[Start GIVEN INFORMATION]

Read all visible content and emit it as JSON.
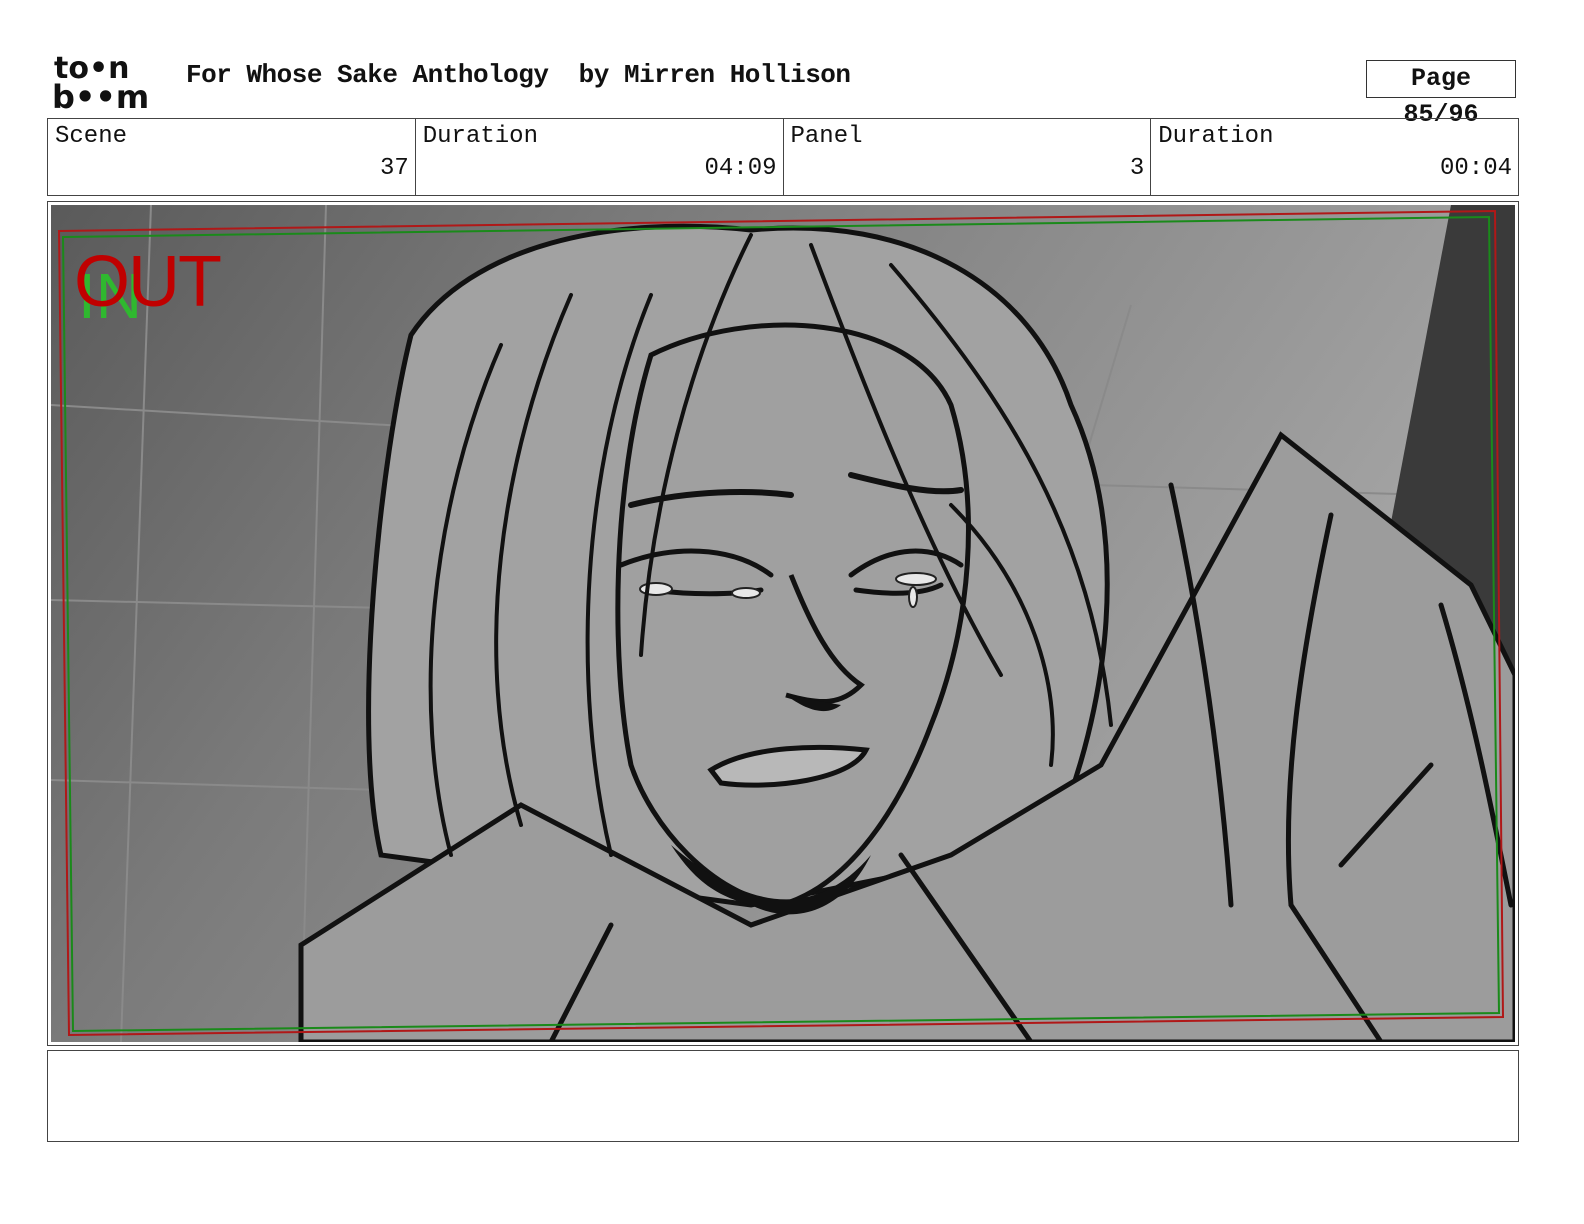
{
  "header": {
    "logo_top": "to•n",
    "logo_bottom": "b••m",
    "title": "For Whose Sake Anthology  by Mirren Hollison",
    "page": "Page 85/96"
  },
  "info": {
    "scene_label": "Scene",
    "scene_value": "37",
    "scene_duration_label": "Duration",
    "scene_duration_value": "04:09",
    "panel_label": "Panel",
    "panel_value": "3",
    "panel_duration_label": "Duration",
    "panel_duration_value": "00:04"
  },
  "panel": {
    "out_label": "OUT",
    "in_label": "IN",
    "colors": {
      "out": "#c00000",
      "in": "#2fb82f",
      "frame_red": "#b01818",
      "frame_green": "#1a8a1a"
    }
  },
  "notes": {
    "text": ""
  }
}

[End GIVEN INFORMATION]
[Start GIVEN INFORMATION]

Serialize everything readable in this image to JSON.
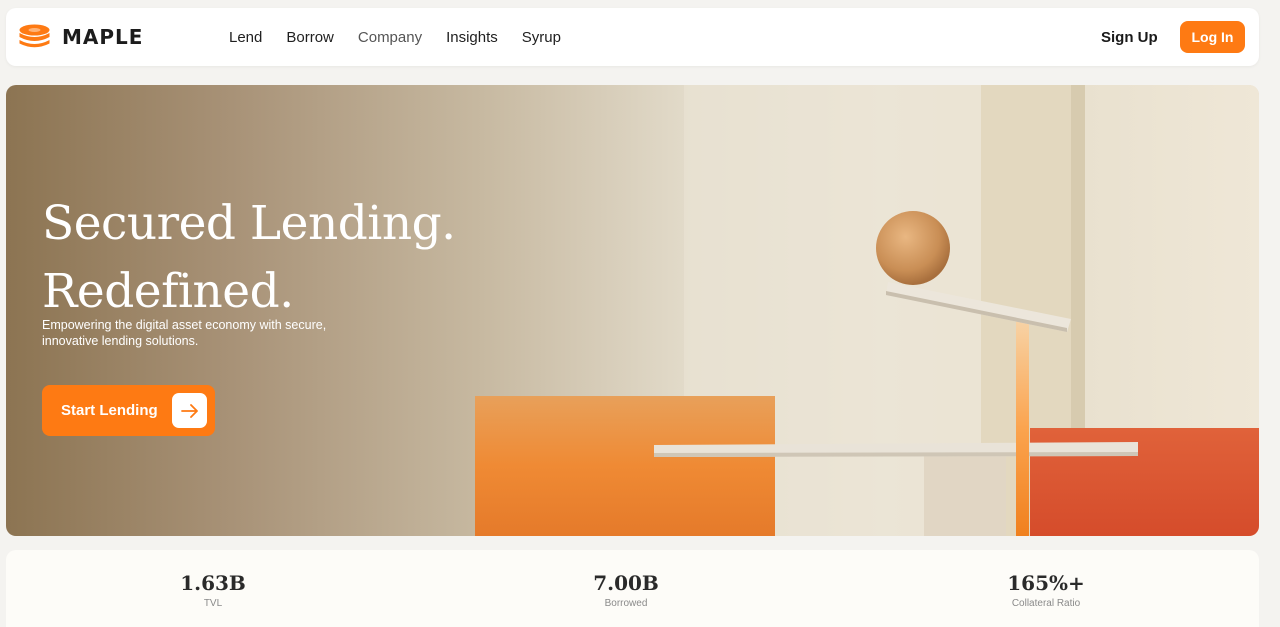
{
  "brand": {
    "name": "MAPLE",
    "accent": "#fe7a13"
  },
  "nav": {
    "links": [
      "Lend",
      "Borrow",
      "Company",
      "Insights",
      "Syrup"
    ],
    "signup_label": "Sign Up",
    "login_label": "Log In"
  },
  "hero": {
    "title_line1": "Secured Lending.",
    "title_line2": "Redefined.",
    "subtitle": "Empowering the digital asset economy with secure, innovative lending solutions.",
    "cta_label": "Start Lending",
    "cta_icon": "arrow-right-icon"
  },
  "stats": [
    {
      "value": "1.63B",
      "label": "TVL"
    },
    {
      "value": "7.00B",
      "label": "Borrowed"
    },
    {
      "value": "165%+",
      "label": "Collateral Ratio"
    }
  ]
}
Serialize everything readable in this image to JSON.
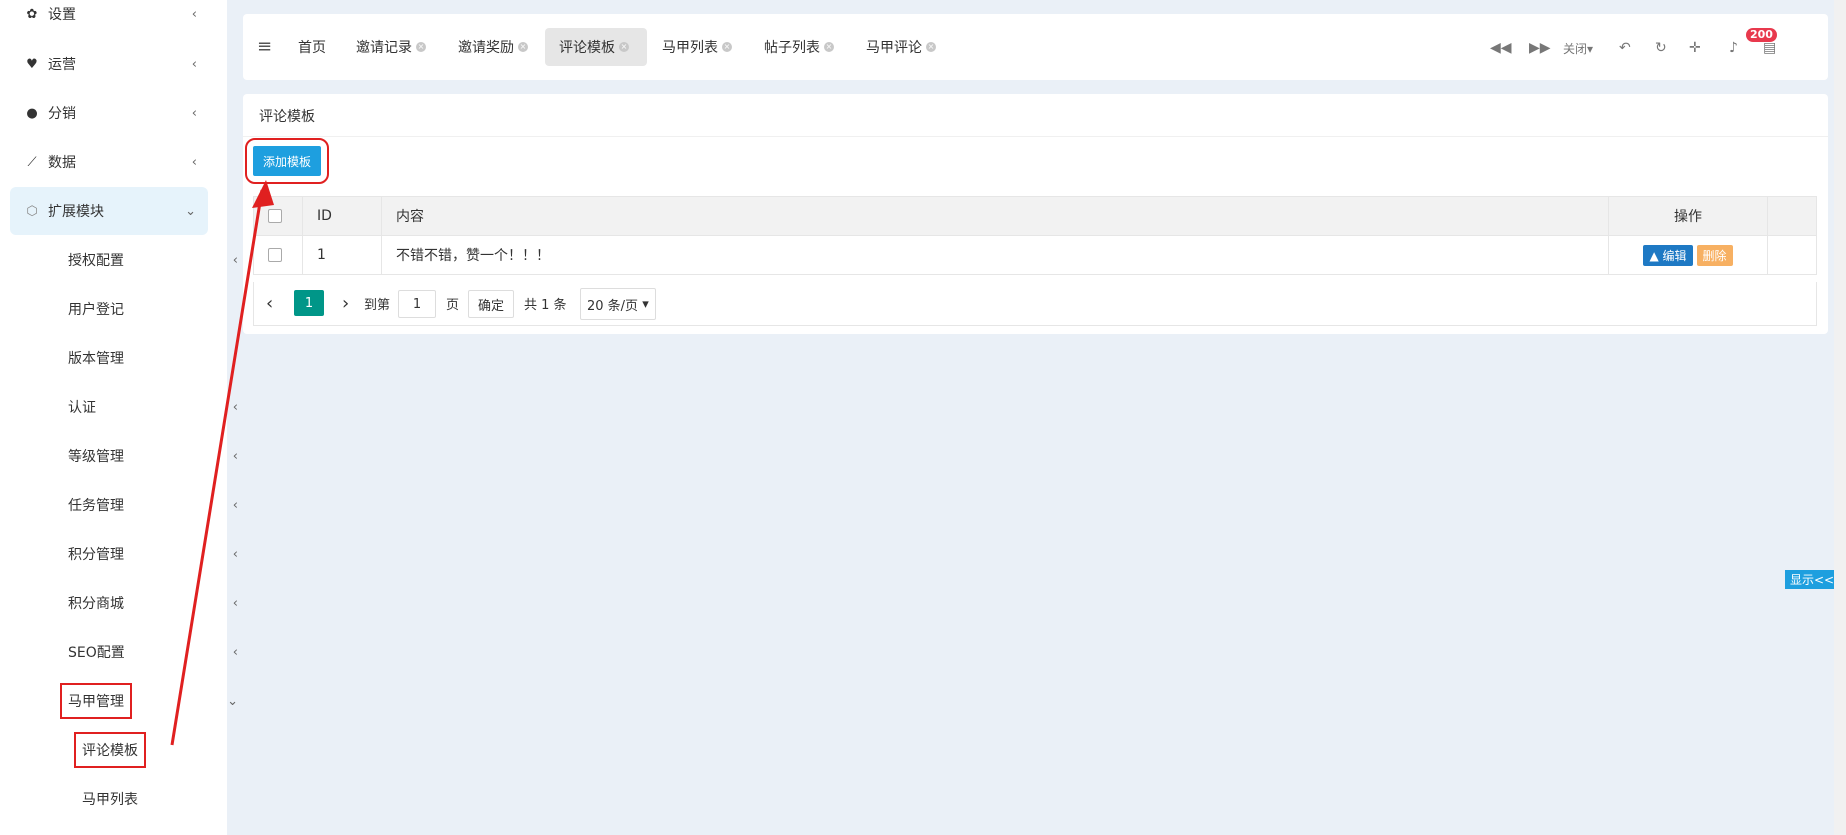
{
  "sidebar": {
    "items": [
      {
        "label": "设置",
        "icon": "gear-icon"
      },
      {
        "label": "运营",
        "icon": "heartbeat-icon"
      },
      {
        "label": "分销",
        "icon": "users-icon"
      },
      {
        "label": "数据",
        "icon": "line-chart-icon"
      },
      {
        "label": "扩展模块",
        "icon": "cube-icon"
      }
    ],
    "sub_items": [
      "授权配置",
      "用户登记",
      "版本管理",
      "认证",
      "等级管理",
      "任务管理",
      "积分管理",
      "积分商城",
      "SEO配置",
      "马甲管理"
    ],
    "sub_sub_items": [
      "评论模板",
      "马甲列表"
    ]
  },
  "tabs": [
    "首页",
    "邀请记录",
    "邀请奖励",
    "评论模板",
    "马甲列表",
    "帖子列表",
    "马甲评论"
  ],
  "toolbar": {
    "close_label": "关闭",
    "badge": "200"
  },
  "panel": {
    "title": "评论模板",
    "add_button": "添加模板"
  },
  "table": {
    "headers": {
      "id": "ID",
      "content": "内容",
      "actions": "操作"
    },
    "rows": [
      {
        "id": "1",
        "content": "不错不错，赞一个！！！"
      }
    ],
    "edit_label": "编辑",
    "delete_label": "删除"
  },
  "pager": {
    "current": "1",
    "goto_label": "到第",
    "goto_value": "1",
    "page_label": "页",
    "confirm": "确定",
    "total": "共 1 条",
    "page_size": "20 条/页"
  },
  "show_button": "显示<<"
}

[End GIVEN INFORMATION]

OBJECTIVE = The records are above. How many lines in them contain the word "icon"? Give the number alone.

THE RESPONSE = 6